__Supplied data__.

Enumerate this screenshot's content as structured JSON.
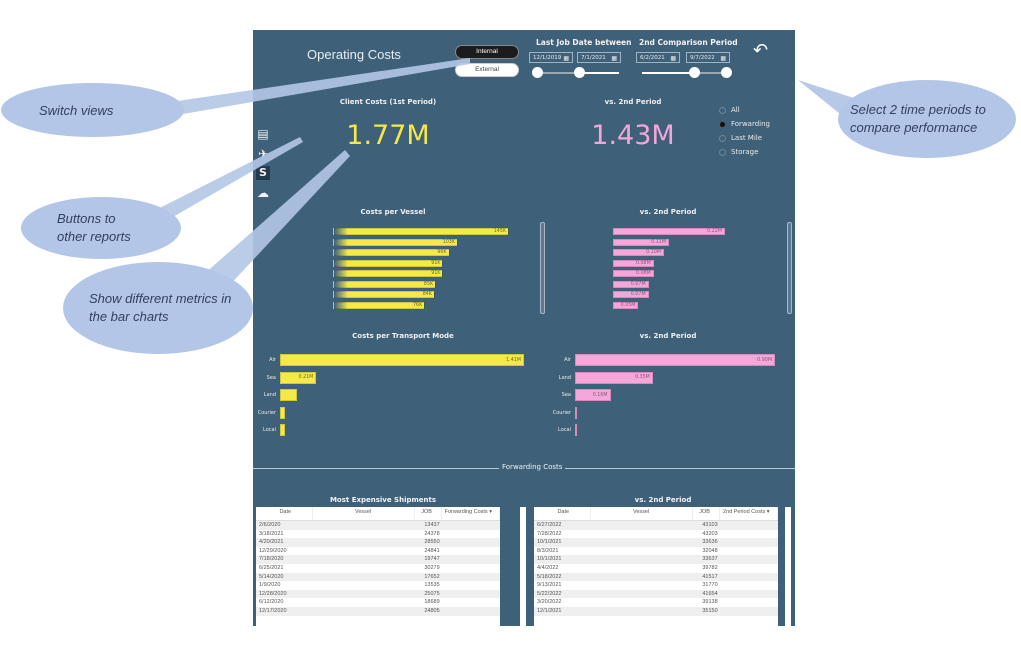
{
  "header": {
    "title": "Operating Costs",
    "view_toggle": {
      "options": [
        "Internal",
        "External"
      ],
      "selected": "Internal"
    },
    "period1": {
      "label": "Last Job Date between",
      "start": "12/1/2019",
      "end": "7/1/2021"
    },
    "period2": {
      "label": "2nd Comparison Period",
      "start": "6/2/2021",
      "end": "9/7/2022"
    },
    "back_icon": "undo-arrow-icon"
  },
  "nav_buttons": [
    {
      "icon": "document-icon"
    },
    {
      "icon": "airplane-icon"
    },
    {
      "icon": "dollar-icon",
      "glyph": "S"
    },
    {
      "icon": "cloud-icon"
    }
  ],
  "kpis": {
    "period1": {
      "title": "Client Costs (1st Period)",
      "value": "1.77M",
      "color": "#f5e94a"
    },
    "period2": {
      "title": "vs. 2nd Period",
      "value": "1.43M",
      "color": "#f2a6d9"
    }
  },
  "metric_selector": {
    "options": [
      "All",
      "Forwarding",
      "Last Mile",
      "Storage"
    ],
    "selected": "Forwarding"
  },
  "colors": {
    "period1": "#f5e94a",
    "period2": "#f5a6da",
    "background": "#3e6079"
  },
  "chart_data": [
    {
      "type": "bar",
      "title": "Costs per Vessel",
      "orientation": "horizontal",
      "categories": [
        "",
        "",
        "",
        "",
        "",
        "",
        "",
        ""
      ],
      "values": [
        145,
        103,
        96,
        91,
        91,
        85,
        84,
        76
      ],
      "labels": [
        "145K",
        "103K",
        "96K",
        "91K",
        "91K",
        "85K",
        "84K",
        "76K"
      ],
      "unit": "K",
      "xlim": [
        0,
        145
      ]
    },
    {
      "type": "bar",
      "title": "vs. 2nd Period",
      "orientation": "horizontal",
      "categories": [
        "",
        "",
        "",
        "",
        "",
        "",
        "",
        ""
      ],
      "values": [
        0.22,
        0.11,
        0.1,
        0.08,
        0.08,
        0.07,
        0.07,
        0.05
      ],
      "labels": [
        "0.22M",
        "0.11M",
        "0.10M",
        "0.08M",
        "0.08M",
        "0.07M",
        "0.07M",
        "0.05M"
      ],
      "unit": "M",
      "xlim": [
        0,
        0.22
      ]
    },
    {
      "type": "bar",
      "title": "Costs per Transport Mode",
      "orientation": "horizontal",
      "categories": [
        "Air",
        "Sea",
        "Land",
        "Courier",
        "Local"
      ],
      "values": [
        1.41,
        0.21,
        0.1,
        0.03,
        0.03
      ],
      "labels": [
        "1.41M",
        "0.21M",
        "",
        "",
        ""
      ],
      "unit": "M",
      "xlim": [
        0,
        1.41
      ]
    },
    {
      "type": "bar",
      "title": "vs. 2nd Period",
      "orientation": "horizontal",
      "categories": [
        "Air",
        "Land",
        "Sea",
        "Courier",
        "Local"
      ],
      "values": [
        0.9,
        0.35,
        0.16,
        0.01,
        0.01
      ],
      "labels": [
        "0.90M",
        "0.35M",
        "0.16M",
        "",
        ""
      ],
      "unit": "M",
      "xlim": [
        0,
        0.9
      ]
    }
  ],
  "section_label": "Forwarding Costs",
  "tables": [
    {
      "title": "Most Expensive Shipments",
      "columns": [
        "Date",
        "Vessel",
        "JOB",
        "Forwarding Costs"
      ],
      "rows": [
        [
          "2/6/2020",
          "",
          "13437",
          ""
        ],
        [
          "3/18/2021",
          "",
          "24378",
          ""
        ],
        [
          "4/20/2021",
          "",
          "28550",
          ""
        ],
        [
          "12/29/2020",
          "",
          "24841",
          ""
        ],
        [
          "7/18/2020",
          "",
          "19747",
          ""
        ],
        [
          "6/25/2021",
          "",
          "30279",
          ""
        ],
        [
          "5/14/2020",
          "",
          "17652",
          ""
        ],
        [
          "1/9/2020",
          "",
          "13535",
          ""
        ],
        [
          "12/28/2020",
          "",
          "25075",
          ""
        ],
        [
          "6/12/2020",
          "",
          "18689",
          ""
        ],
        [
          "12/17/2020",
          "",
          "24805",
          ""
        ]
      ]
    },
    {
      "title": "vs. 2nd Period",
      "columns": [
        "Date",
        "Vessel",
        "JOB",
        "2nd Period Costs"
      ],
      "rows": [
        [
          "6/27/2022",
          "",
          "43103",
          ""
        ],
        [
          "7/28/2022",
          "",
          "43203",
          ""
        ],
        [
          "10/1/2021",
          "",
          "33636",
          ""
        ],
        [
          "8/3/2021",
          "",
          "32048",
          ""
        ],
        [
          "10/1/2021",
          "",
          "33637",
          ""
        ],
        [
          "4/4/2022",
          "",
          "39782",
          ""
        ],
        [
          "5/18/2022",
          "",
          "41517",
          ""
        ],
        [
          "9/13/2021",
          "",
          "31770",
          ""
        ],
        [
          "5/22/2022",
          "",
          "41654",
          ""
        ],
        [
          "3/20/2022",
          "",
          "39138",
          ""
        ],
        [
          "12/1/2021",
          "",
          "35150",
          ""
        ]
      ]
    }
  ],
  "callouts": {
    "switch_views": "Switch views",
    "buttons_reports": "Buttons to other reports",
    "show_metrics": "Show different metrics in the bar charts",
    "select_periods": "Select 2 time periods to compare performance"
  }
}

__Work instructions__.
Exclude the pictures, and transcribe all of the material exactly.

__Problem solution__.
Enumerate this screenshot's content as structured JSON.
{
  "header": {
    "title": "Operating Costs",
    "view_toggle": {
      "options": [
        "Internal",
        "External"
      ],
      "selected": "Internal"
    },
    "period1": {
      "label": "Last Job Date between",
      "start": "12/1/2019",
      "end": "7/1/2021"
    },
    "period2": {
      "label": "2nd Comparison Period",
      "start": "6/2/2021",
      "end": "9/7/2022"
    },
    "back_icon": "undo-arrow-icon"
  },
  "nav_buttons": [
    {
      "icon": "document-icon"
    },
    {
      "icon": "airplane-icon"
    },
    {
      "icon": "dollar-icon",
      "glyph": "S"
    },
    {
      "icon": "cloud-icon"
    }
  ],
  "kpis": {
    "period1": {
      "title": "Client Costs (1st Period)",
      "value": "1.77M",
      "color": "#f5e94a"
    },
    "period2": {
      "title": "vs. 2nd Period",
      "value": "1.43M",
      "color": "#f2a6d9"
    }
  },
  "metric_selector": {
    "options": [
      "All",
      "Forwarding",
      "Last Mile",
      "Storage"
    ],
    "selected": "Forwarding"
  },
  "colors": {
    "period1": "#f5e94a",
    "period2": "#f5a6da",
    "background": "#3e6079"
  },
  "chart_data": [
    {
      "type": "bar",
      "title": "Costs per Vessel",
      "orientation": "horizontal",
      "categories": [
        "",
        "",
        "",
        "",
        "",
        "",
        "",
        ""
      ],
      "values": [
        145,
        103,
        96,
        91,
        91,
        85,
        84,
        76
      ],
      "labels": [
        "145K",
        "103K",
        "96K",
        "91K",
        "91K",
        "85K",
        "84K",
        "76K"
      ],
      "unit": "K",
      "xlim": [
        0,
        145
      ]
    },
    {
      "type": "bar",
      "title": "vs. 2nd Period",
      "orientation": "horizontal",
      "categories": [
        "",
        "",
        "",
        "",
        "",
        "",
        "",
        ""
      ],
      "values": [
        0.22,
        0.11,
        0.1,
        0.08,
        0.08,
        0.07,
        0.07,
        0.05
      ],
      "labels": [
        "0.22M",
        "0.11M",
        "0.10M",
        "0.08M",
        "0.08M",
        "0.07M",
        "0.07M",
        "0.05M"
      ],
      "unit": "M",
      "xlim": [
        0,
        0.22
      ]
    },
    {
      "type": "bar",
      "title": "Costs per Transport Mode",
      "orientation": "horizontal",
      "categories": [
        "Air",
        "Sea",
        "Land",
        "Courier",
        "Local"
      ],
      "values": [
        1.41,
        0.21,
        0.1,
        0.03,
        0.03
      ],
      "labels": [
        "1.41M",
        "0.21M",
        "",
        "",
        ""
      ],
      "unit": "M",
      "xlim": [
        0,
        1.41
      ]
    },
    {
      "type": "bar",
      "title": "vs. 2nd Period",
      "orientation": "horizontal",
      "categories": [
        "Air",
        "Land",
        "Sea",
        "Courier",
        "Local"
      ],
      "values": [
        0.9,
        0.35,
        0.16,
        0.01,
        0.01
      ],
      "labels": [
        "0.90M",
        "0.35M",
        "0.16M",
        "",
        ""
      ],
      "unit": "M",
      "xlim": [
        0,
        0.9
      ]
    }
  ],
  "section_label": "Forwarding Costs",
  "tables": [
    {
      "title": "Most Expensive Shipments",
      "columns": [
        "Date",
        "Vessel",
        "JOB",
        "Forwarding Costs"
      ],
      "rows": [
        [
          "2/6/2020",
          "",
          "13437",
          ""
        ],
        [
          "3/18/2021",
          "",
          "24378",
          ""
        ],
        [
          "4/20/2021",
          "",
          "28550",
          ""
        ],
        [
          "12/29/2020",
          "",
          "24841",
          ""
        ],
        [
          "7/18/2020",
          "",
          "19747",
          ""
        ],
        [
          "6/25/2021",
          "",
          "30279",
          ""
        ],
        [
          "5/14/2020",
          "",
          "17652",
          ""
        ],
        [
          "1/9/2020",
          "",
          "13535",
          ""
        ],
        [
          "12/28/2020",
          "",
          "25075",
          ""
        ],
        [
          "6/12/2020",
          "",
          "18689",
          ""
        ],
        [
          "12/17/2020",
          "",
          "24805",
          ""
        ]
      ]
    },
    {
      "title": "vs. 2nd Period",
      "columns": [
        "Date",
        "Vessel",
        "JOB",
        "2nd Period Costs"
      ],
      "rows": [
        [
          "6/27/2022",
          "",
          "43103",
          ""
        ],
        [
          "7/28/2022",
          "",
          "43203",
          ""
        ],
        [
          "10/1/2021",
          "",
          "33636",
          ""
        ],
        [
          "8/3/2021",
          "",
          "32048",
          ""
        ],
        [
          "10/1/2021",
          "",
          "33637",
          ""
        ],
        [
          "4/4/2022",
          "",
          "39782",
          ""
        ],
        [
          "5/18/2022",
          "",
          "41517",
          ""
        ],
        [
          "9/13/2021",
          "",
          "31770",
          ""
        ],
        [
          "5/22/2022",
          "",
          "41654",
          ""
        ],
        [
          "3/20/2022",
          "",
          "39138",
          ""
        ],
        [
          "12/1/2021",
          "",
          "35150",
          ""
        ]
      ]
    }
  ],
  "callouts": {
    "switch_views": "Switch views",
    "buttons_reports": "Buttons to other reports",
    "show_metrics": "Show different metrics in the bar charts",
    "select_periods": "Select 2 time periods to compare performance"
  }
}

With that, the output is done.